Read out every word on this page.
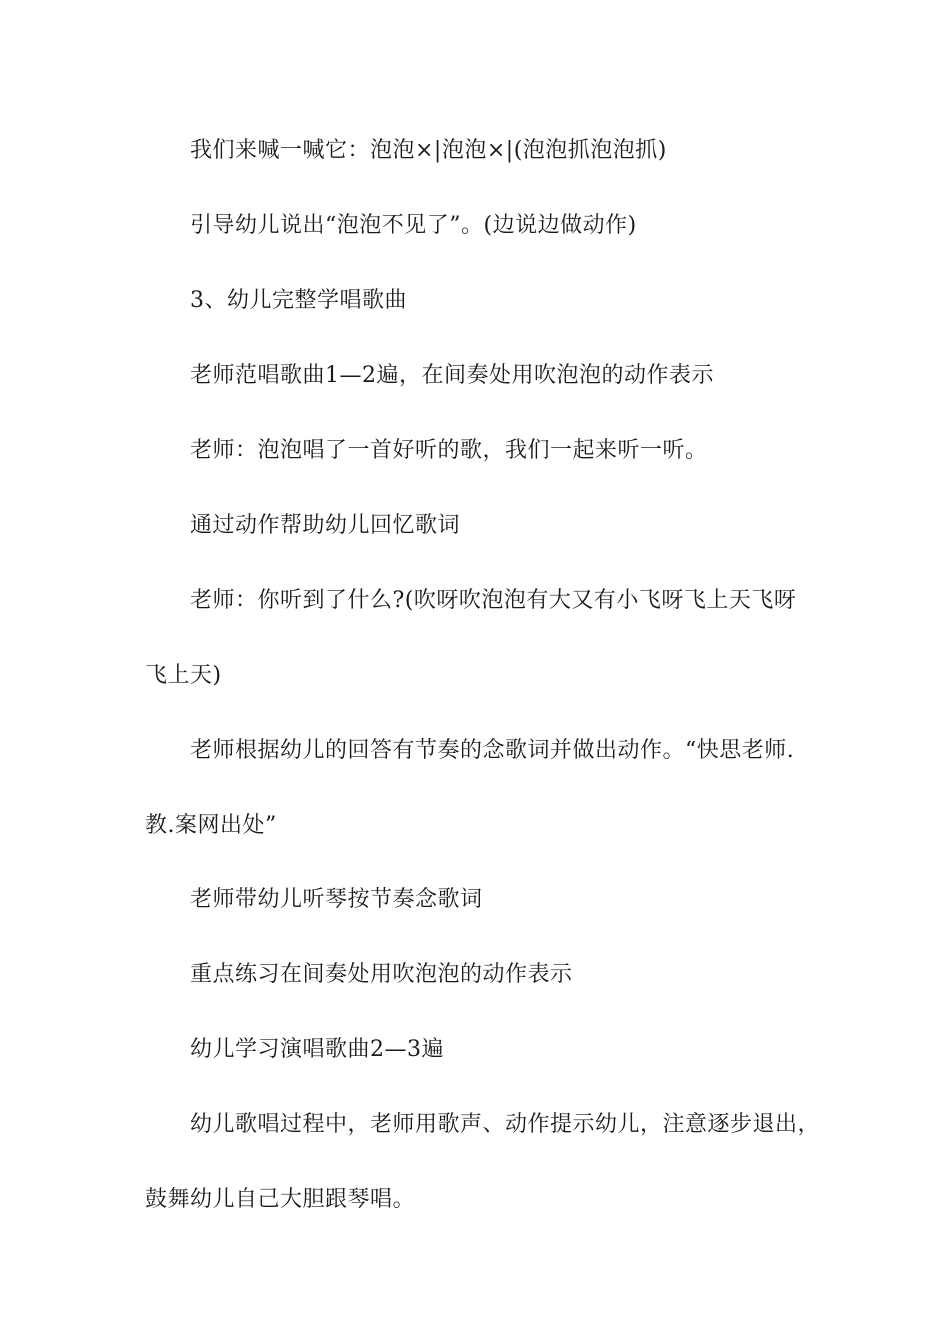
我们来喊一喊它：泡泡×|泡泡×|(泡泡抓泡泡抓)
引导幼儿说出“泡泡不见了”。(边说边做动作)
3、幼儿完整学唱歌曲
老师范唱歌曲1—2遍，在间奏处用吹泡泡的动作表示
老师：泡泡唱了一首好听的歌，我们一起来听一听。
通过动作帮助幼儿回忆歌词
老师：你听到了什么?(吹呀吹泡泡有大又有小飞呀飞上天飞呀
飞上天)
老师根据幼儿的回答有节奏的念歌词并做出动作。“快思老师.
教.案网出处”
老师带幼儿听琴按节奏念歌词
重点练习在间奏处用吹泡泡的动作表示
幼儿学习演唱歌曲2—3遍
幼儿歌唱过程中，老师用歌声、动作提示幼儿，注意逐步退出，
鼓舞幼儿自己大胆跟琴唱。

########################################

§ Problem to solve
Without the pictures, extract every entry verbatim.

§ Task solution
Read out every word on this page.
我们来喊一喊它：泡泡×|泡泡×|(泡泡抓泡泡抓)
引导幼儿说出“泡泡不见了”。(边说边做动作)
3、幼儿完整学唱歌曲
老师范唱歌曲1—2遍，在间奏处用吹泡泡的动作表示
老师：泡泡唱了一首好听的歌，我们一起来听一听。
通过动作帮助幼儿回忆歌词
老师：你听到了什么?(吹呀吹泡泡有大又有小飞呀飞上天飞呀
飞上天)
老师根据幼儿的回答有节奏的念歌词并做出动作。“快思老师.
教.案网出处”
老师带幼儿听琴按节奏念歌词
重点练习在间奏处用吹泡泡的动作表示
幼儿学习演唱歌曲2—3遍
幼儿歌唱过程中，老师用歌声、动作提示幼儿，注意逐步退出，
鼓舞幼儿自己大胆跟琴唱。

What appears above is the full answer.